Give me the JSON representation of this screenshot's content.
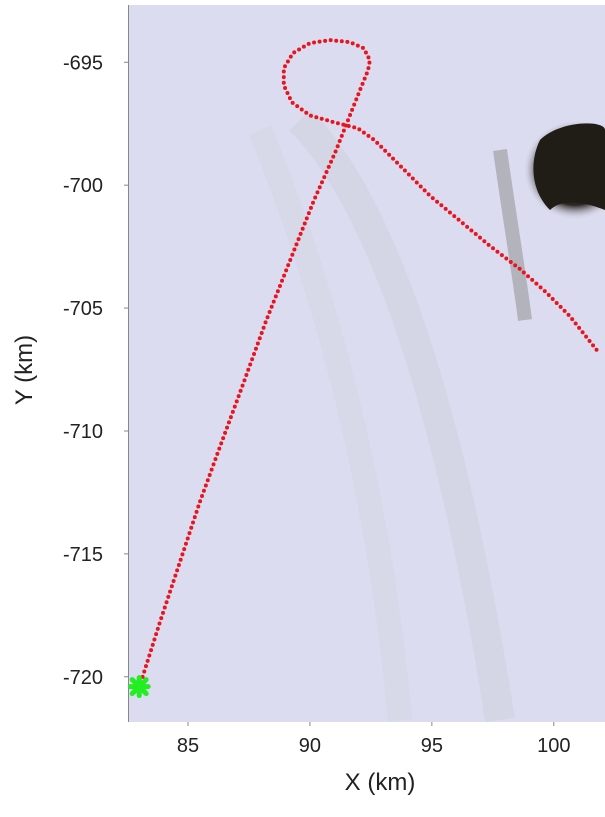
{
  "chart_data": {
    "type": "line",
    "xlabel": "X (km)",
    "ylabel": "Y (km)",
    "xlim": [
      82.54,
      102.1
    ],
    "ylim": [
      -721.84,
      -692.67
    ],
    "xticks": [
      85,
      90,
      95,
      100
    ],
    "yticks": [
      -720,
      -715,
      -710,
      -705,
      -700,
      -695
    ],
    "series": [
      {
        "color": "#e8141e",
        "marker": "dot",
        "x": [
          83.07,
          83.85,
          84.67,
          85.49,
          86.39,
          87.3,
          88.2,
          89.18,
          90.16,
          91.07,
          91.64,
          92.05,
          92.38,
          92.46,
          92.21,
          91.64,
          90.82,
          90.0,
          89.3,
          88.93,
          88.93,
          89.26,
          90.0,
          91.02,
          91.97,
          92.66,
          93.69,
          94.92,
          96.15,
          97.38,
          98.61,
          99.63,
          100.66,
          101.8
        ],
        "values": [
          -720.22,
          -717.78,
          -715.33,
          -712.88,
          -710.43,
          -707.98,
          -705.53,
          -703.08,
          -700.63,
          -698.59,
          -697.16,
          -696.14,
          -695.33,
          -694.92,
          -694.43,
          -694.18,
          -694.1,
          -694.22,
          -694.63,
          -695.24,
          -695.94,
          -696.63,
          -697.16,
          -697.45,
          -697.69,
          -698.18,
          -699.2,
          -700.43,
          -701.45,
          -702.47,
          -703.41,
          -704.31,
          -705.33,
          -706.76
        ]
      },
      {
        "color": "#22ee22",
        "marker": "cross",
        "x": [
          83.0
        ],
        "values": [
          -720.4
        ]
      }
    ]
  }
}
=-=-=
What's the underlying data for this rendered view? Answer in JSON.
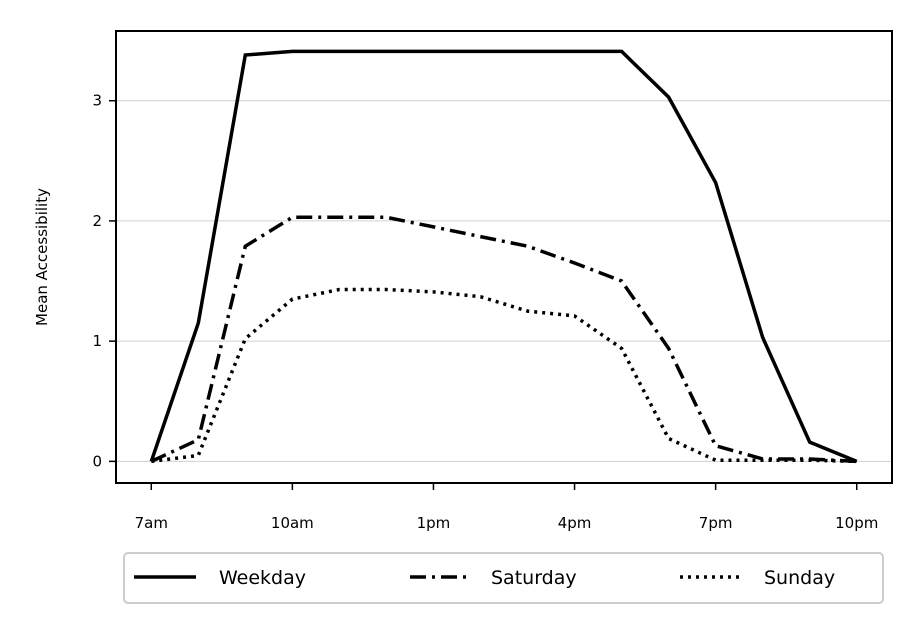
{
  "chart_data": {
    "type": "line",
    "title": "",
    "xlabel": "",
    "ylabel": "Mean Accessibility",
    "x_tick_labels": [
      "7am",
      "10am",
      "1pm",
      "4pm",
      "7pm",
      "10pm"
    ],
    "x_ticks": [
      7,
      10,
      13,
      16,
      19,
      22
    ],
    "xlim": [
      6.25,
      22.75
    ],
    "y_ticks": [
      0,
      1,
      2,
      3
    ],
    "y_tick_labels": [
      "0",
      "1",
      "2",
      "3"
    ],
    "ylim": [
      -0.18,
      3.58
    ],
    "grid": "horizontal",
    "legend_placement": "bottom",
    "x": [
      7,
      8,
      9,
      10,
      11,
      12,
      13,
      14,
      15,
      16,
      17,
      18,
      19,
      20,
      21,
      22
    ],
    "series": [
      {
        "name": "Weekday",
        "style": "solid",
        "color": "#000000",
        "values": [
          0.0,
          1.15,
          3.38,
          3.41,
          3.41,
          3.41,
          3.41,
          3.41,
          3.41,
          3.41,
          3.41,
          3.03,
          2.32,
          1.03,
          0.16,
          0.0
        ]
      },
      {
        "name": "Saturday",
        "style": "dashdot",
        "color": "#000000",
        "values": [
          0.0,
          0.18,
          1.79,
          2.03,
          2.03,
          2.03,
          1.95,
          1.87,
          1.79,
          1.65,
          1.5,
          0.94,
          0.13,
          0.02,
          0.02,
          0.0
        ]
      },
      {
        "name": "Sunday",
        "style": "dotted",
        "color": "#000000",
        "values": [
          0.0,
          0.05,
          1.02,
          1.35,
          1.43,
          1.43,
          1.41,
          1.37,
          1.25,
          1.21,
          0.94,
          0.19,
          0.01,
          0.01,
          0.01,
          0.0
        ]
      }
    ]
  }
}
=-=-=
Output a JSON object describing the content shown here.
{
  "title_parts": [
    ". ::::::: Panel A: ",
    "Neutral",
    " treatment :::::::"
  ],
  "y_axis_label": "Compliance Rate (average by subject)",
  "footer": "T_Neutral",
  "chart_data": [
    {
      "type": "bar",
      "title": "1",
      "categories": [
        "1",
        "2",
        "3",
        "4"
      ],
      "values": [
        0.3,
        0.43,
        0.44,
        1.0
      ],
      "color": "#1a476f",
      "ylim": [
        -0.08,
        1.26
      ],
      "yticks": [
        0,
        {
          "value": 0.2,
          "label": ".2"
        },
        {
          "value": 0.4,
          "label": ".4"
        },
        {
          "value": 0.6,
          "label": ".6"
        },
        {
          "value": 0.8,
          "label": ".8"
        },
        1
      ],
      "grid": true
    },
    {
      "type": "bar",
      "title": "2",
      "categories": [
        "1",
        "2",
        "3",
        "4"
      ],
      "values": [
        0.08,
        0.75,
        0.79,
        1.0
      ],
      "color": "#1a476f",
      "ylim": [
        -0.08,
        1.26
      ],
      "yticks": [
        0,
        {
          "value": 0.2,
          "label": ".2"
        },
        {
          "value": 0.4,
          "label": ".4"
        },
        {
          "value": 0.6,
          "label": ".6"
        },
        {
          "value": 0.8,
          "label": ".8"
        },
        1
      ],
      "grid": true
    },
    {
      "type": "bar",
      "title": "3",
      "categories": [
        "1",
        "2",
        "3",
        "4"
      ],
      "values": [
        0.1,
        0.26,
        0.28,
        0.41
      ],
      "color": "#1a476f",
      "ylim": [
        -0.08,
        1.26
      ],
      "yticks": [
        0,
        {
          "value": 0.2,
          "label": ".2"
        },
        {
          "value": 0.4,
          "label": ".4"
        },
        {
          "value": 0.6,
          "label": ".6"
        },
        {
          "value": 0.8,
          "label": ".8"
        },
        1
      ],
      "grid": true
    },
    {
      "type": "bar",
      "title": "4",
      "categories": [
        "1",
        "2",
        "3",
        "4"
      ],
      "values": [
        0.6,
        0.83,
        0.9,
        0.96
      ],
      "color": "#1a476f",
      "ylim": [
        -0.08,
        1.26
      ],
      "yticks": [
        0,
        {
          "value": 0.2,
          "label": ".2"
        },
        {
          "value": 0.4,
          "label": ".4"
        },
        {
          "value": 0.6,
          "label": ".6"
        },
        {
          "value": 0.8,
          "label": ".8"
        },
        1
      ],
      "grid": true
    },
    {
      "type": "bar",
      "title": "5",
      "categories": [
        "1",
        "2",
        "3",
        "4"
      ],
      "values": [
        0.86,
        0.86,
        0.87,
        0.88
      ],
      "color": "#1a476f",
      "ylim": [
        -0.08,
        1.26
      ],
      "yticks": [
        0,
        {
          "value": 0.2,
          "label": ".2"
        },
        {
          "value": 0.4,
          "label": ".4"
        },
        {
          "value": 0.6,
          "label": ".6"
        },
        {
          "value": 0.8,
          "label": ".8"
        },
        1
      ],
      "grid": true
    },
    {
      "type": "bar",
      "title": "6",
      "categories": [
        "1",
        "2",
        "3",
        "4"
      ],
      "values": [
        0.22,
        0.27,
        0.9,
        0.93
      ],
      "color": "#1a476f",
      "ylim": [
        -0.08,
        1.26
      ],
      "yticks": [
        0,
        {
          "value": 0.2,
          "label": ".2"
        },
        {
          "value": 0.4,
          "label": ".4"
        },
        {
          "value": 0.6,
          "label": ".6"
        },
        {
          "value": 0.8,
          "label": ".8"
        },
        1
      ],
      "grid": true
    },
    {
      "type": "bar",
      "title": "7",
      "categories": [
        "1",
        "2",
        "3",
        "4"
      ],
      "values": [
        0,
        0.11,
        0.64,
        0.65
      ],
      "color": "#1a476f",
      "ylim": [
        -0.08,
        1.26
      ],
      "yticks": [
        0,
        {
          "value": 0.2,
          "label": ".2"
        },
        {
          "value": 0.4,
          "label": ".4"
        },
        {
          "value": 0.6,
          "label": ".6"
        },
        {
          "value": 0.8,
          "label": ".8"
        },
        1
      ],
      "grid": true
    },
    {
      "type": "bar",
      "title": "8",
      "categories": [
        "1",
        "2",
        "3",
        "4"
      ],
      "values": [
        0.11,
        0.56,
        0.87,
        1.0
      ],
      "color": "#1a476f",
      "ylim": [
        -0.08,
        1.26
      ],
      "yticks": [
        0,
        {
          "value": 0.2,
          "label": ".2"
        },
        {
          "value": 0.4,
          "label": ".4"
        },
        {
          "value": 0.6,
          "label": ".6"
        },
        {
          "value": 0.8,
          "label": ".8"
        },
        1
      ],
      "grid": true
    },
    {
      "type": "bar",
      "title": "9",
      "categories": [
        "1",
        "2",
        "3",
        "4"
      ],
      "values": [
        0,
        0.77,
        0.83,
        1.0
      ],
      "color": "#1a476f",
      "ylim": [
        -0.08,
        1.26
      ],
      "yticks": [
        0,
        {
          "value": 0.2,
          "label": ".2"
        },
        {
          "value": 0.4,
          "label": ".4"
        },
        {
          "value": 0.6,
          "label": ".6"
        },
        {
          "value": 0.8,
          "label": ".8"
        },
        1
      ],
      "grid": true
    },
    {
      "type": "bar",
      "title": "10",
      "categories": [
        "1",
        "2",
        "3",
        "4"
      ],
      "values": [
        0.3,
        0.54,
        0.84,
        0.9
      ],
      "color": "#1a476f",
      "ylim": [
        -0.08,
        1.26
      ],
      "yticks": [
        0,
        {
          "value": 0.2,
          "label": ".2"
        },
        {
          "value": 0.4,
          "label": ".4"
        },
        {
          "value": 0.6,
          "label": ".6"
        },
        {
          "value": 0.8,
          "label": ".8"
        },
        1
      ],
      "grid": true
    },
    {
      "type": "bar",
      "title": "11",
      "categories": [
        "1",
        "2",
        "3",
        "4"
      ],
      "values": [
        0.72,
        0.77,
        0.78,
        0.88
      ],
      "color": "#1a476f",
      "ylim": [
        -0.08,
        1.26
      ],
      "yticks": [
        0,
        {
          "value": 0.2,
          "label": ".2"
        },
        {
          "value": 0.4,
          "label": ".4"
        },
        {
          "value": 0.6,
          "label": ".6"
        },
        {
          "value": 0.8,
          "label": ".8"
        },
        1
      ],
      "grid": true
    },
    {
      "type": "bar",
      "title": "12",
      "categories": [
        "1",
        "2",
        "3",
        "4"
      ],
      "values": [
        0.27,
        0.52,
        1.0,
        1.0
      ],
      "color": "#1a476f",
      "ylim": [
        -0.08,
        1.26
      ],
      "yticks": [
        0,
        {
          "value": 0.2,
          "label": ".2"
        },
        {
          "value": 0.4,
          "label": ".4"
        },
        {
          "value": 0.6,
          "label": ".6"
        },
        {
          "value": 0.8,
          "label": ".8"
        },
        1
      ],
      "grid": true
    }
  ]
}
=-=-=
WORK TO DO ▸ Among the entries above, how many lines hold the string "this"? Respond with nothing but the number.

FINISHED EXERCISE ▸ 2